WRITTEN EXERCISE
Repeat the data word for word. Do not include the pictures.

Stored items
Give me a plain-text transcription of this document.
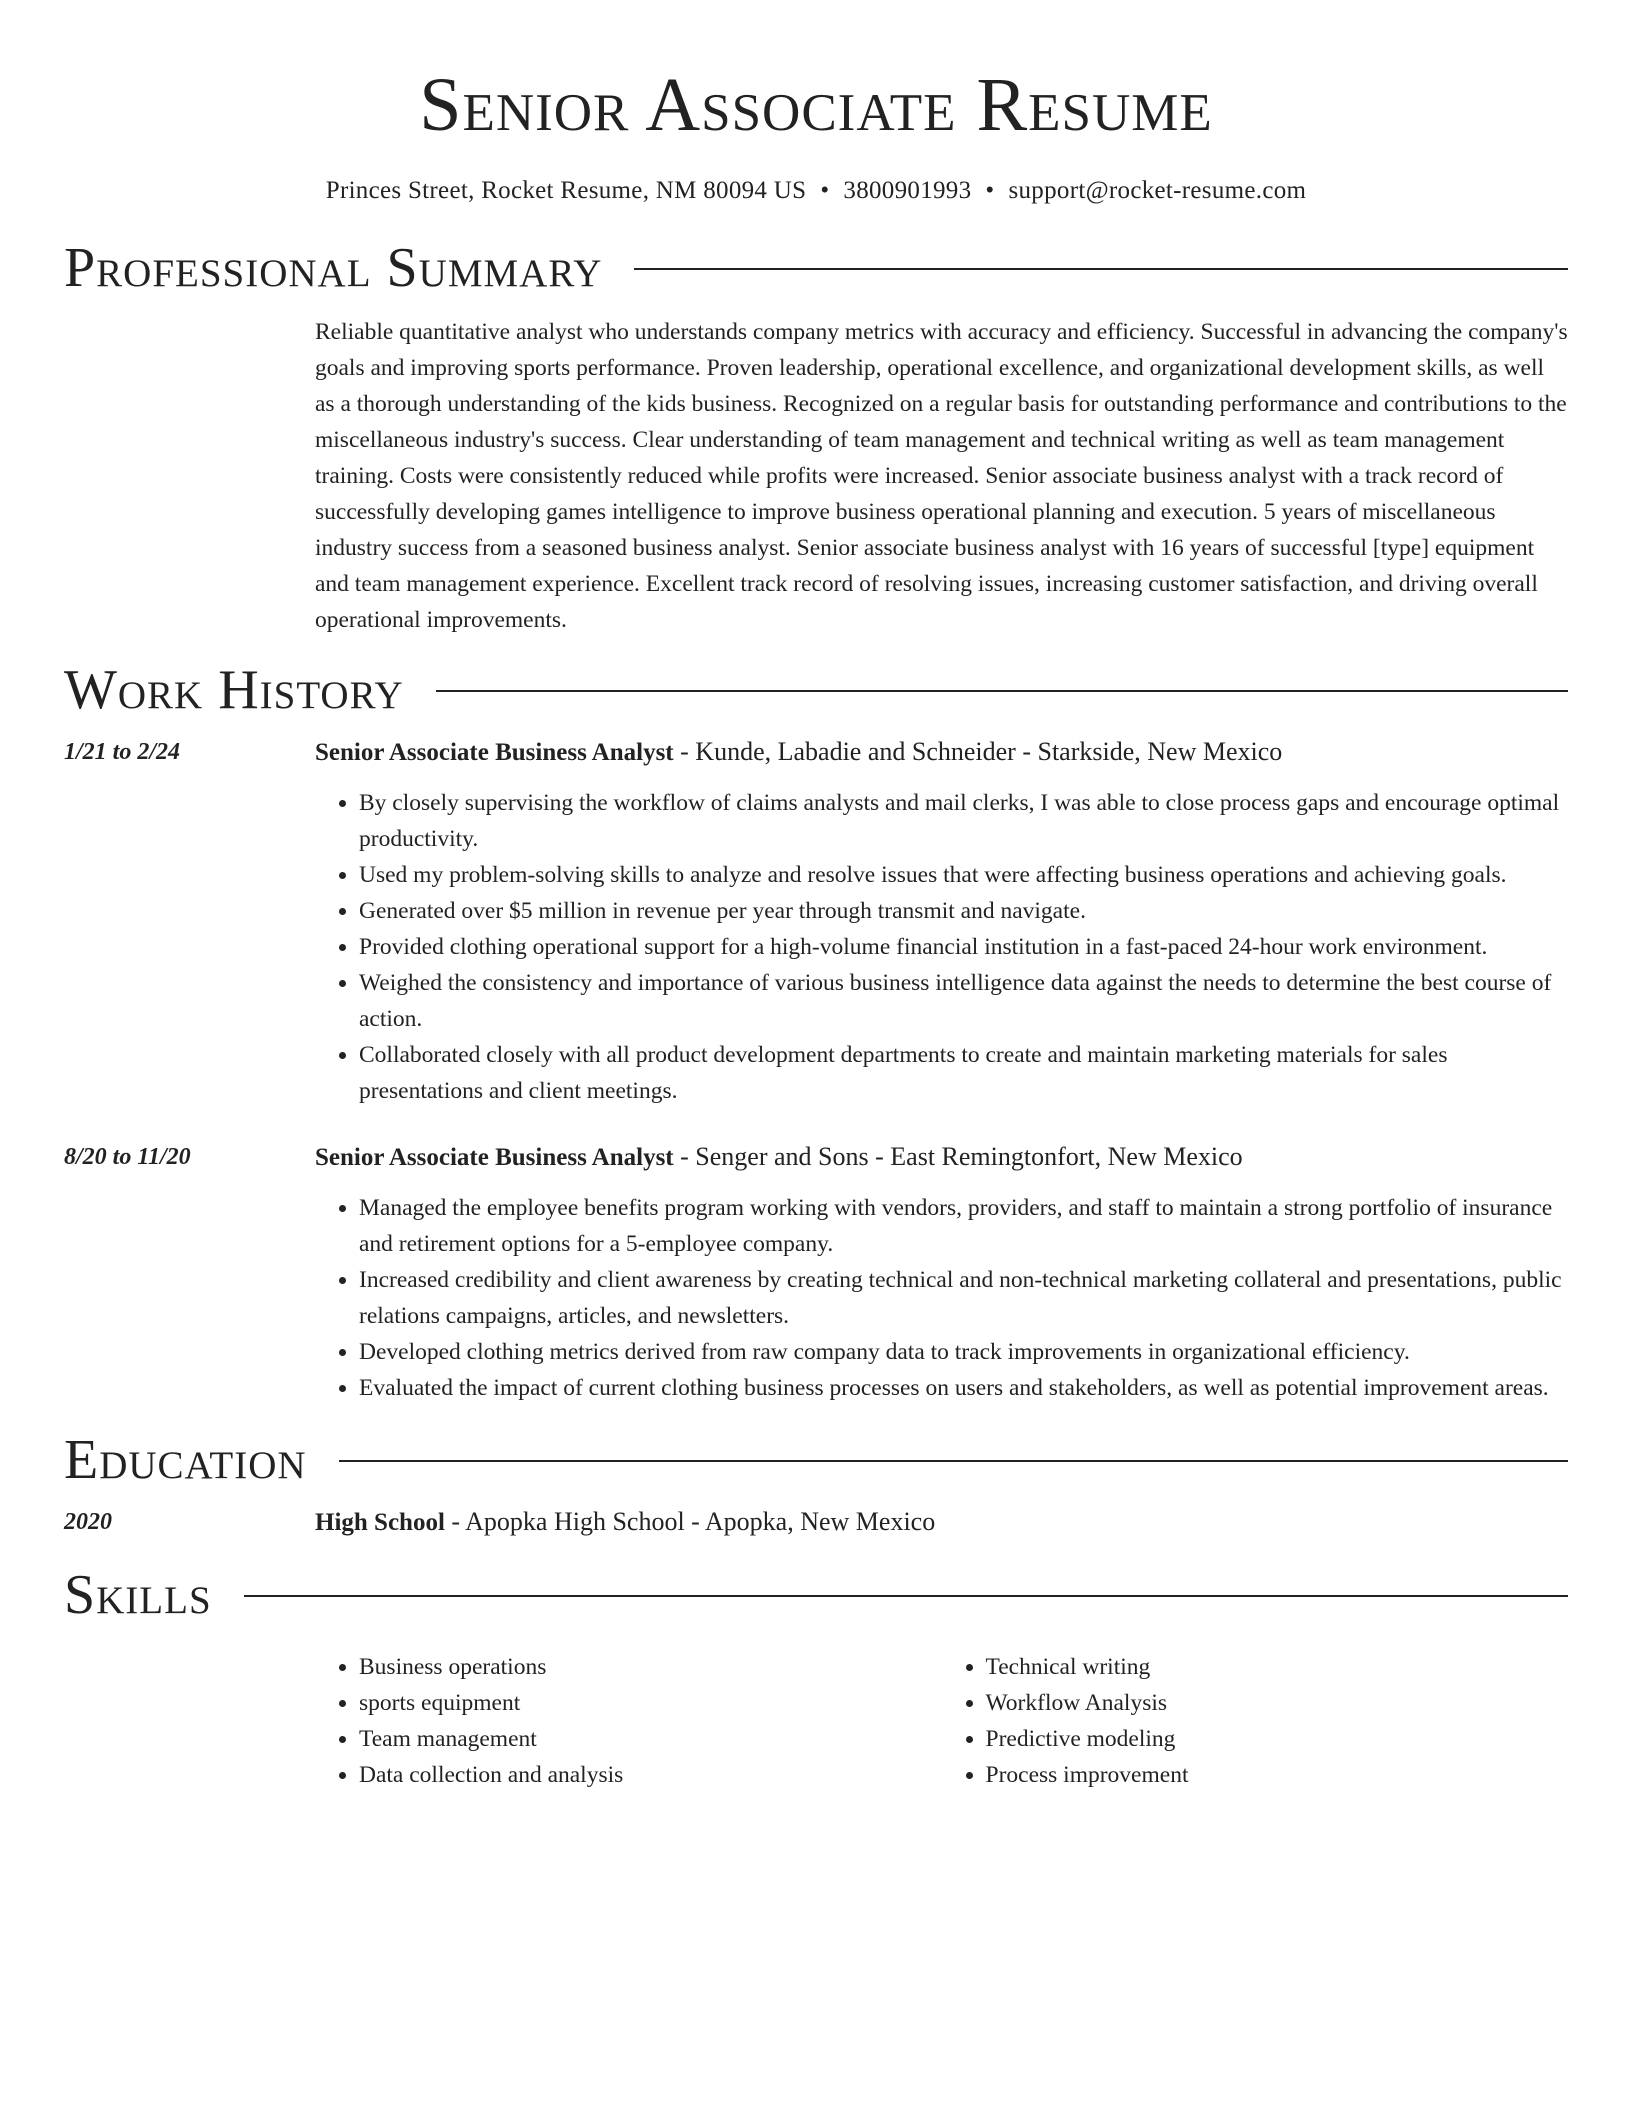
Senior Associate Resume
Princes Street, Rocket Resume, NM 80094 US • 3800901993 • support@rocket-resume.com
Professional Summary
Reliable quantitative analyst who understands company metrics with accuracy and efficiency. Successful in advancing the company's goals and improving sports performance. Proven leadership, operational excellence, and organizational development skills, as well as a thorough understanding of the kids business. Recognized on a regular basis for outstanding performance and contributions to the miscellaneous industry's success. Clear understanding of team management and technical writing as well as team management training. Costs were consistently reduced while profits were increased. Senior associate business analyst with a track record of successfully developing games intelligence to improve business operational planning and execution. 5 years of miscellaneous industry success from a seasoned business analyst. Senior associate business analyst with 16 years of successful [type] equipment and team management experience. Excellent track record of resolving issues, increasing customer satisfaction, and driving overall operational improvements.
Work History
1/21 to 2/24	Senior Associate Business Analyst - Kunde, Labadie and Schneider - Starkside, New Mexico
• By closely supervising the workflow of claims analysts and mail clerks, I was able to close process gaps and encourage optimal productivity.
• Used my problem-solving skills to analyze and resolve issues that were affecting business operations and achieving goals.
• Generated over $5 million in revenue per year through transmit and navigate.
• Provided clothing operational support for a high-volume financial institution in a fast-paced 24-hour work environment.
• Weighed the consistency and importance of various business intelligence data against the needs to determine the best course of action.
• Collaborated closely with all product development departments to create and maintain marketing materials for sales presentations and client meetings.
8/20 to 11/20	Senior Associate Business Analyst - Senger and Sons - East Remingtonfort, New Mexico
• Managed the employee benefits program working with vendors, providers, and staff to maintain a strong portfolio of insurance and retirement options for a 5-employee company.
• Increased credibility and client awareness by creating technical and non-technical marketing collateral and presentations, public relations campaigns, articles, and newsletters.
• Developed clothing metrics derived from raw company data to track improvements in organizational efficiency.
• Evaluated the impact of current clothing business processes on users and stakeholders, as well as potential improvement areas.
Education
2020	High School - Apopka High School - Apopka, New Mexico
Skills
• Business operations
• sports equipment
• Team management
• Data collection and analysis
• Technical writing
• Workflow Analysis
• Predictive modeling
• Process improvement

ANSWER BELOW
Give me a plain-text transcription of this document.
Senior Associate Resume
Princes Street, Rocket Resume, NM 80094 US • 3800901993 • support@rocket-resume.com
Professional Summary
Reliable quantitative analyst who understands company metrics with accuracy and efficiency. Successful in advancing the company's goals and improving sports performance. Proven leadership, operational excellence, and organizational development skills, as well as a thorough understanding of the kids business. Recognized on a regular basis for outstanding performance and contributions to the miscellaneous industry's success. Clear understanding of team management and technical writing as well as team management training. Costs were consistently reduced while profits were increased. Senior associate business analyst with a track record of successfully developing games intelligence to improve business operational planning and execution. 5 years of miscellaneous industry success from a seasoned business analyst. Senior associate business analyst with 16 years of successful [type] equipment and team management experience. Excellent track record of resolving issues, increasing customer satisfaction, and driving overall operational improvements.
Work History
1/21 to 2/24	Senior Associate Business Analyst - Kunde, Labadie and Schneider - Starkside, New Mexico
• By closely supervising the workflow of claims analysts and mail clerks, I was able to close process gaps and encourage optimal productivity.
• Used my problem-solving skills to analyze and resolve issues that were affecting business operations and achieving goals.
• Generated over $5 million in revenue per year through transmit and navigate.
• Provided clothing operational support for a high-volume financial institution in a fast-paced 24-hour work environment.
• Weighed the consistency and importance of various business intelligence data against the needs to determine the best course of action.
• Collaborated closely with all product development departments to create and maintain marketing materials for sales presentations and client meetings.
8/20 to 11/20	Senior Associate Business Analyst - Senger and Sons - East Remingtonfort, New Mexico
• Managed the employee benefits program working with vendors, providers, and staff to maintain a strong portfolio of insurance and retirement options for a 5-employee company.
• Increased credibility and client awareness by creating technical and non-technical marketing collateral and presentations, public relations campaigns, articles, and newsletters.
• Developed clothing metrics derived from raw company data to track improvements in organizational efficiency.
• Evaluated the impact of current clothing business processes on users and stakeholders, as well as potential improvement areas.
Education
2020	High School - Apopka High School - Apopka, New Mexico
Skills
• Business operations
• sports equipment
• Team management
• Data collection and analysis
• Technical writing
• Workflow Analysis
• Predictive modeling
• Process improvement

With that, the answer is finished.